:: MATERIAL FOR THIS TASK ::

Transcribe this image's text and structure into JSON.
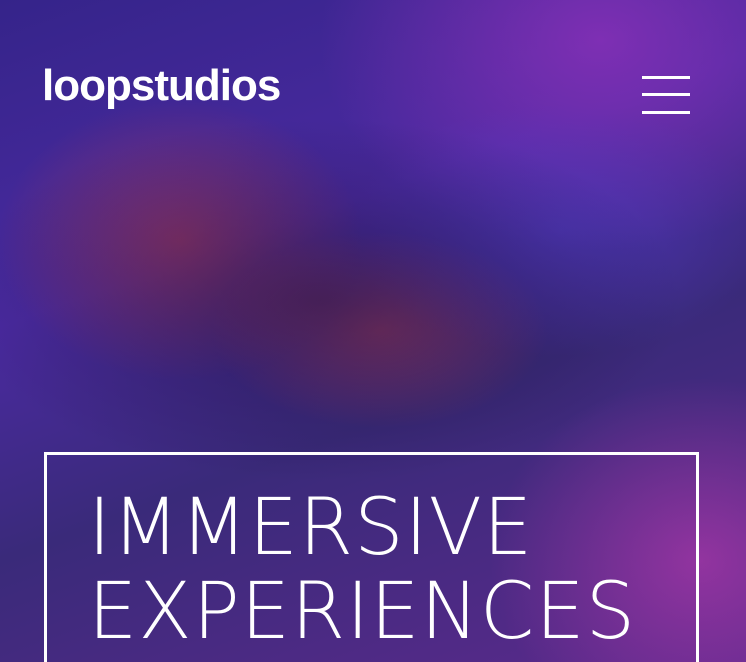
{
  "header": {
    "logo_text": "loopstudios",
    "menu_icon": "hamburger-menu-icon"
  },
  "hero": {
    "headline_line1": "IMMERSIVE",
    "headline_line2": "EXPERIENCES"
  },
  "colors": {
    "text": "#ffffff",
    "accent_purple": "#4a2aa0",
    "accent_magenta": "#c03cb4",
    "accent_red": "#be3c46"
  }
}
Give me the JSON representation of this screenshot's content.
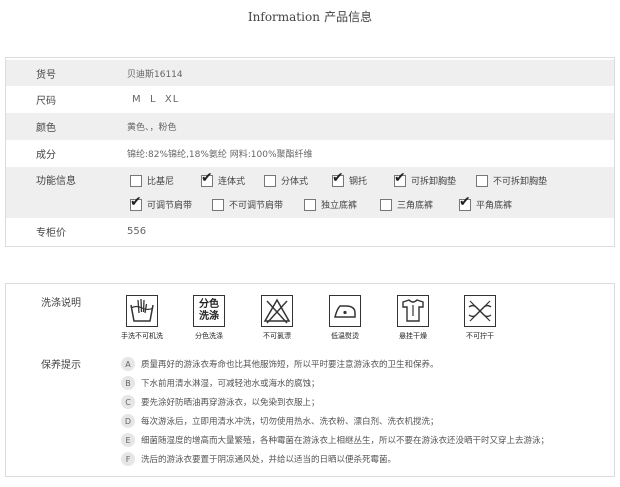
{
  "header": {
    "title_en": "Information",
    "title_zh": "产品信息"
  },
  "info": {
    "item_no": {
      "label": "货号",
      "value": "贝迪斯16114"
    },
    "size": {
      "label": "尺码",
      "value": "M  L  XL"
    },
    "color": {
      "label": "颜色",
      "value": "黄色、，粉色"
    },
    "material": {
      "label": "成分",
      "value": "锦纶:82%锦纶,18%氨纶 网料:100%聚酯纤维"
    },
    "features": {
      "label": "功能信息",
      "options": [
        {
          "label": "比基尼",
          "checked": false
        },
        {
          "label": "连体式",
          "checked": true
        },
        {
          "label": "分体式",
          "checked": false
        },
        {
          "label": "钢托",
          "checked": true
        },
        {
          "label": "可拆卸胸垫",
          "checked": true
        },
        {
          "label": "不可拆卸胸垫",
          "checked": false
        },
        {
          "label": "可调节肩带",
          "checked": true
        },
        {
          "label": "不可调节肩带",
          "checked": false
        },
        {
          "label": "独立底裤",
          "checked": false
        },
        {
          "label": "三角底裤",
          "checked": false
        },
        {
          "label": "平角底裤",
          "checked": true
        }
      ]
    },
    "price": {
      "label": "专柜价",
      "value": "556"
    }
  },
  "care": {
    "label": "洗涤说明",
    "icons": [
      {
        "name": "hand-wash-icon",
        "caption": "手洗不可机洗"
      },
      {
        "name": "separate-wash-icon",
        "caption": "分色洗涤",
        "symbol_line1": "分色",
        "symbol_line2": "洗涤"
      },
      {
        "name": "no-bleach-icon",
        "caption": "不可氯漂"
      },
      {
        "name": "low-iron-icon",
        "caption": "低温熨烫"
      },
      {
        "name": "hang-dry-icon",
        "caption": "悬挂干燥"
      },
      {
        "name": "no-wring-icon",
        "caption": "不可拧干"
      }
    ]
  },
  "maintenance": {
    "label": "保养提示",
    "tips": [
      {
        "letter": "A",
        "text": "质量再好的游泳衣寿命也比其他服饰短，所以平时要注意游泳衣的卫生和保养。"
      },
      {
        "letter": "B",
        "text": "下水前用清水淋湿，可减轻池水或海水的腐蚀；"
      },
      {
        "letter": "C",
        "text": "要先涂好防晒油再穿游泳衣，以免染到衣服上；"
      },
      {
        "letter": "D",
        "text": "每次游泳后，立即用清水冲洗，切勿使用热水、洗衣粉、漂白剂、洗衣机搅洗；"
      },
      {
        "letter": "E",
        "text": "细菌随湿度的增高而大量繁殖，各种霉菌在游泳衣上相继丛生，所以不要在游泳衣还没晒干时又穿上去游泳；"
      },
      {
        "letter": "F",
        "text": "洗后的游泳衣要置于阴凉通风处，并给以适当的日晒以便杀死霉菌。"
      }
    ]
  }
}
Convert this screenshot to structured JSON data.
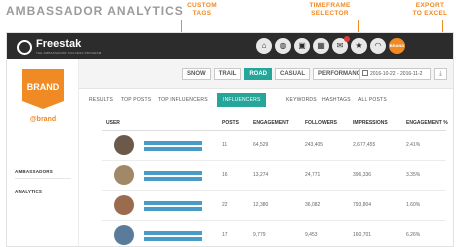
{
  "page": {
    "title": "AMBASSADOR ANALYTICS"
  },
  "callouts": {
    "custom_tags": [
      "CUSTOM",
      "TAGS"
    ],
    "timeframe": [
      "TIMEFRAME",
      "SELECTOR"
    ],
    "export": [
      "EXPORT",
      "TO EXCEL"
    ]
  },
  "header": {
    "logo_text": "Freestak",
    "logo_subtext": "THE AMBASSADOR SUCCESS PROGRAM",
    "nav_icons": [
      "home-icon",
      "dashboard-icon",
      "shop-icon",
      "analytics-icon",
      "messages-icon",
      "star-icon",
      "feed-icon",
      "brand-icon"
    ],
    "brand_icon_label": "BRAND"
  },
  "sidebar": {
    "brand_badge": "BRAND",
    "handle": "@brand",
    "items": [
      "AMBASSADORS",
      "ANALYTICS"
    ]
  },
  "filters": {
    "tags": [
      {
        "label": "SNOW",
        "active": false
      },
      {
        "label": "TRAIL",
        "active": false
      },
      {
        "label": "ROAD",
        "active": true
      },
      {
        "label": "CASUAL",
        "active": false
      },
      {
        "label": "PERFORMANCE",
        "active": false
      }
    ],
    "timeframe": "2016-10-22 - 2016-11-2",
    "export_icon": "download-icon"
  },
  "tabs": [
    {
      "label": "RESULTS",
      "active": false
    },
    {
      "label": "TOP POSTS",
      "active": false
    },
    {
      "label": "TOP INFLUENCERS",
      "active": false
    },
    {
      "label": "INFLUENCERS",
      "active": true
    },
    {
      "label": "KEYWORDS",
      "active": false
    },
    {
      "label": "HASHTAGS",
      "active": false
    },
    {
      "label": "ALL POSTS",
      "active": false
    }
  ],
  "table": {
    "columns": [
      "USER",
      "POSTS",
      "ENGAGEMENT",
      "FOLLOWERS",
      "IMPRESSIONS",
      "ENGAGEMENT %"
    ],
    "rows": [
      {
        "posts": "11",
        "engagement": "64,529",
        "followers": "243,405",
        "impressions": "2,677,455",
        "engagement_pct": "2.41%"
      },
      {
        "posts": "16",
        "engagement": "13,274",
        "followers": "24,771",
        "impressions": "396,336",
        "engagement_pct": "3.35%"
      },
      {
        "posts": "22",
        "engagement": "12,380",
        "followers": "36,082",
        "impressions": "793,804",
        "engagement_pct": "1.60%"
      },
      {
        "posts": "17",
        "engagement": "9,779",
        "followers": "9,453",
        "impressions": "160,701",
        "engagement_pct": "6.26%"
      }
    ]
  },
  "colors": {
    "accent": "#f08a24",
    "teal": "#26a69a",
    "topbar": "#2c2c2c",
    "name_placeholder": "#4a9cc8"
  }
}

:::

**GOAL:**
Can you retype every record above exactly, leaving out the pictures?

**RESPONSE BELOW:**
Transcribe this image's text and structure into JSON.
{
  "header": {
    "logo_text": "loopstudios",
    "menu_icon": "hamburger-menu-icon"
  },
  "hero": {
    "headline_line1": "IMMERSIVE",
    "headline_line2": "EXPERIENCES"
  },
  "colors": {
    "text": "#ffffff",
    "accent_purple": "#4a2aa0",
    "accent_magenta": "#c03cb4",
    "accent_red": "#be3c46"
  }
}
Give me the JSON representation of this screenshot's content.
{
  "header": {
    "title_en": "Information",
    "title_zh": "产品信息"
  },
  "info": {
    "item_no": {
      "label": "货号",
      "value": "贝迪斯16114"
    },
    "size": {
      "label": "尺码",
      "value": "M  L  XL"
    },
    "color": {
      "label": "颜色",
      "value": "黄色、，粉色"
    },
    "material": {
      "label": "成分",
      "value": "锦纶:82%锦纶,18%氨纶 网料:100%聚酯纤维"
    },
    "features": {
      "label": "功能信息",
      "options": [
        {
          "label": "比基尼",
          "checked": false
        },
        {
          "label": "连体式",
          "checked": true
        },
        {
          "label": "分体式",
          "checked": false
        },
        {
          "label": "钢托",
          "checked": true
        },
        {
          "label": "可拆卸胸垫",
          "checked": true
        },
        {
          "label": "不可拆卸胸垫",
          "checked": false
        },
        {
          "label": "可调节肩带",
          "checked": true
        },
        {
          "label": "不可调节肩带",
          "checked": false
        },
        {
          "label": "独立底裤",
          "checked": false
        },
        {
          "label": "三角底裤",
          "checked": false
        },
        {
          "label": "平角底裤",
          "checked": true
        }
      ]
    },
    "price": {
      "label": "专柜价",
      "value": "556"
    }
  },
  "care": {
    "label": "洗涤说明",
    "icons": [
      {
        "name": "hand-wash-icon",
        "caption": "手洗不可机洗"
      },
      {
        "name": "separate-wash-icon",
        "caption": "分色洗涤",
        "symbol_line1": "分色",
        "symbol_line2": "洗涤"
      },
      {
        "name": "no-bleach-icon",
        "caption": "不可氯漂"
      },
      {
        "name": "low-iron-icon",
        "caption": "低温熨烫"
      },
      {
        "name": "hang-dry-icon",
        "caption": "悬挂干燥"
      },
      {
        "name": "no-wring-icon",
        "caption": "不可拧干"
      }
    ]
  },
  "maintenance": {
    "label": "保养提示",
    "tips": [
      {
        "letter": "A",
        "text": "质量再好的游泳衣寿命也比其他服饰短，所以平时要注意游泳衣的卫生和保养。"
      },
      {
        "letter": "B",
        "text": "下水前用清水淋湿，可减轻池水或海水的腐蚀；"
      },
      {
        "letter": "C",
        "text": "要先涂好防晒油再穿游泳衣，以免染到衣服上；"
      },
      {
        "letter": "D",
        "text": "每次游泳后，立即用清水冲洗，切勿使用热水、洗衣粉、漂白剂、洗衣机搅洗；"
      },
      {
        "letter": "E",
        "text": "细菌随湿度的增高而大量繁殖，各种霉菌在游泳衣上相继丛生，所以不要在游泳衣还没晒干时又穿上去游泳；"
      },
      {
        "letter": "F",
        "text": "洗后的游泳衣要置于阴凉通风处，并给以适当的日晒以便杀死霉菌。"
      }
    ]
  }
}
Convert this screenshot to structured JSON data.
{
  "page": {
    "title": "AMBASSADOR ANALYTICS"
  },
  "callouts": {
    "custom_tags": [
      "CUSTOM",
      "TAGS"
    ],
    "timeframe": [
      "TIMEFRAME",
      "SELECTOR"
    ],
    "export": [
      "EXPORT",
      "TO EXCEL"
    ]
  },
  "header": {
    "logo_text": "Freestak",
    "logo_subtext": "THE AMBASSADOR SUCCESS PROGRAM",
    "nav_icons": [
      "home-icon",
      "dashboard-icon",
      "shop-icon",
      "analytics-icon",
      "messages-icon",
      "star-icon",
      "feed-icon",
      "brand-icon"
    ],
    "brand_icon_label": "BRAND"
  },
  "sidebar": {
    "brand_badge": "BRAND",
    "handle": "@brand",
    "items": [
      "AMBASSADORS",
      "ANALYTICS"
    ]
  },
  "filters": {
    "tags": [
      {
        "label": "SNOW",
        "active": false
      },
      {
        "label": "TRAIL",
        "active": false
      },
      {
        "label": "ROAD",
        "active": true
      },
      {
        "label": "CASUAL",
        "active": false
      },
      {
        "label": "PERFORMANCE",
        "active": false
      }
    ],
    "timeframe": "2016-10-22 - 2016-11-2",
    "export_icon": "download-icon"
  },
  "tabs": [
    {
      "label": "RESULTS",
      "active": false
    },
    {
      "label": "TOP POSTS",
      "active": false
    },
    {
      "label": "TOP INFLUENCERS",
      "active": false
    },
    {
      "label": "INFLUENCERS",
      "active": true
    },
    {
      "label": "KEYWORDS",
      "active": false
    },
    {
      "label": "HASHTAGS",
      "active": false
    },
    {
      "label": "ALL POSTS",
      "active": false
    }
  ],
  "table": {
    "columns": [
      "USER",
      "POSTS",
      "ENGAGEMENT",
      "FOLLOWERS",
      "IMPRESSIONS",
      "ENGAGEMENT %"
    ],
    "rows": [
      {
        "posts": "11",
        "engagement": "64,529",
        "followers": "243,405",
        "impressions": "2,677,455",
        "engagement_pct": "2.41%"
      },
      {
        "posts": "16",
        "engagement": "13,274",
        "followers": "24,771",
        "impressions": "396,336",
        "engagement_pct": "3.35%"
      },
      {
        "posts": "22",
        "engagement": "12,380",
        "followers": "36,082",
        "impressions": "793,804",
        "engagement_pct": "1.60%"
      },
      {
        "posts": "17",
        "engagement": "9,779",
        "followers": "9,453",
        "impressions": "160,701",
        "engagement_pct": "6.26%"
      }
    ]
  },
  "colors": {
    "accent": "#f08a24",
    "teal": "#26a69a",
    "topbar": "#2c2c2c",
    "name_placeholder": "#4a9cc8"
  }
}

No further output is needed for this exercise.